Stored data entries
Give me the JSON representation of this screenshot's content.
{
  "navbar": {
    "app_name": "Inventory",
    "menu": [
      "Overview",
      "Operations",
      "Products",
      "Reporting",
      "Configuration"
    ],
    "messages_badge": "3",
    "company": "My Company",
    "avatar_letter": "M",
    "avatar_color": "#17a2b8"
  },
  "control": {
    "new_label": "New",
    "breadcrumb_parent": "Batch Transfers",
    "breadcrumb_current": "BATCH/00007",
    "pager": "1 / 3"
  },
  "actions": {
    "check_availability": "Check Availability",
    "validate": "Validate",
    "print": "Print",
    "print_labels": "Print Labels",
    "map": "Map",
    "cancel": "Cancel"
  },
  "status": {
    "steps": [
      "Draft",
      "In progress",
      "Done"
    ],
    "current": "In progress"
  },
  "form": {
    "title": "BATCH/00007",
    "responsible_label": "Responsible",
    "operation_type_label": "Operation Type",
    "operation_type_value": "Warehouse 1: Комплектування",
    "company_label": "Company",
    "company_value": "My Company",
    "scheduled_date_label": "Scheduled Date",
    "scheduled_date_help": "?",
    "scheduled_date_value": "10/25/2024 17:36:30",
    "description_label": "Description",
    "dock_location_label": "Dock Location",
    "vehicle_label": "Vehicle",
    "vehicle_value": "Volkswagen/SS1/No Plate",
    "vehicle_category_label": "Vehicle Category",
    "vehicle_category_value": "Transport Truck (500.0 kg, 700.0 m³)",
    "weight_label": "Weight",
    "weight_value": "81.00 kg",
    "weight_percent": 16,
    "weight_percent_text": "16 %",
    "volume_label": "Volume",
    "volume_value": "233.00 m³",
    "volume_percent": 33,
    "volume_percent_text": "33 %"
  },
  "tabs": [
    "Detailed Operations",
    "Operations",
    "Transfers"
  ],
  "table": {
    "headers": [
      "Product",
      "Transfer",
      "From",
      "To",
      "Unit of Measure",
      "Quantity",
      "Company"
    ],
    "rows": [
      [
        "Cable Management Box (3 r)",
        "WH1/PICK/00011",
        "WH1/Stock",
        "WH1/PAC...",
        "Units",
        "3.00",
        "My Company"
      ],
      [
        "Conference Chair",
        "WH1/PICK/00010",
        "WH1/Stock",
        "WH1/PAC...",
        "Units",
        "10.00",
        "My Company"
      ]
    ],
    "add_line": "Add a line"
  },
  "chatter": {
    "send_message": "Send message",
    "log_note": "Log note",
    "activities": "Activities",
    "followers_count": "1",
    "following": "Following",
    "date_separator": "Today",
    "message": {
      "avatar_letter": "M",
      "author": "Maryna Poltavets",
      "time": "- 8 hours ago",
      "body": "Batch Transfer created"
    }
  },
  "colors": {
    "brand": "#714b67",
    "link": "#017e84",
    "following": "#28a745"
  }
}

• [WHAT IS NEEDED] Repeat all the entries exactly as given.

• [WRITTEN SOLUTION]
Give me the JSON representation of this screenshot's content.
{
  "navbar": {
    "app_name": "Inventory",
    "menu": [
      "Overview",
      "Operations",
      "Products",
      "Reporting",
      "Configuration"
    ],
    "messages_badge": "3",
    "company": "My Company",
    "avatar_letter": "M",
    "avatar_color": "#17a2b8"
  },
  "control": {
    "new_label": "New",
    "breadcrumb_parent": "Batch Transfers",
    "breadcrumb_current": "BATCH/00007",
    "pager": "1 / 3"
  },
  "actions": {
    "check_availability": "Check Availability",
    "validate": "Validate",
    "print": "Print",
    "print_labels": "Print Labels",
    "map": "Map",
    "cancel": "Cancel"
  },
  "status": {
    "steps": [
      "Draft",
      "In progress",
      "Done"
    ],
    "current": "In progress"
  },
  "form": {
    "title": "BATCH/00007",
    "responsible_label": "Responsible",
    "operation_type_label": "Operation Type",
    "operation_type_value": "Warehouse 1: Комплектування",
    "company_label": "Company",
    "company_value": "My Company",
    "scheduled_date_label": "Scheduled Date",
    "scheduled_date_help": "?",
    "scheduled_date_value": "10/25/2024 17:36:30",
    "description_label": "Description",
    "dock_location_label": "Dock Location",
    "vehicle_label": "Vehicle",
    "vehicle_value": "Volkswagen/SS1/No Plate",
    "vehicle_category_label": "Vehicle Category",
    "vehicle_category_value": "Transport Truck (500.0 kg, 700.0 m³)",
    "weight_label": "Weight",
    "weight_value": "81.00 kg",
    "weight_percent": 16,
    "weight_percent_text": "16 %",
    "volume_label": "Volume",
    "volume_value": "233.00 m³",
    "volume_percent": 33,
    "volume_percent_text": "33 %"
  },
  "tabs": [
    "Detailed Operations",
    "Operations",
    "Transfers"
  ],
  "table": {
    "headers": [
      "Product",
      "Transfer",
      "From",
      "To",
      "Unit of Measure",
      "Quantity",
      "Company"
    ],
    "rows": [
      [
        "Cable Management Box (3 r)",
        "WH1/PICK/00011",
        "WH1/Stock",
        "WH1/PAC...",
        "Units",
        "3.00",
        "My Company"
      ],
      [
        "Conference Chair",
        "WH1/PICK/00010",
        "WH1/Stock",
        "WH1/PAC...",
        "Units",
        "10.00",
        "My Company"
      ]
    ],
    "add_line": "Add a line"
  },
  "chatter": {
    "send_message": "Send message",
    "log_note": "Log note",
    "activities": "Activities",
    "followers_count": "1",
    "following": "Following",
    "date_separator": "Today",
    "message": {
      "avatar_letter": "M",
      "author": "Maryna Poltavets",
      "time": "- 8 hours ago",
      "body": "Batch Transfer created"
    }
  },
  "colors": {
    "brand": "#714b67",
    "link": "#017e84",
    "following": "#28a745"
  }
}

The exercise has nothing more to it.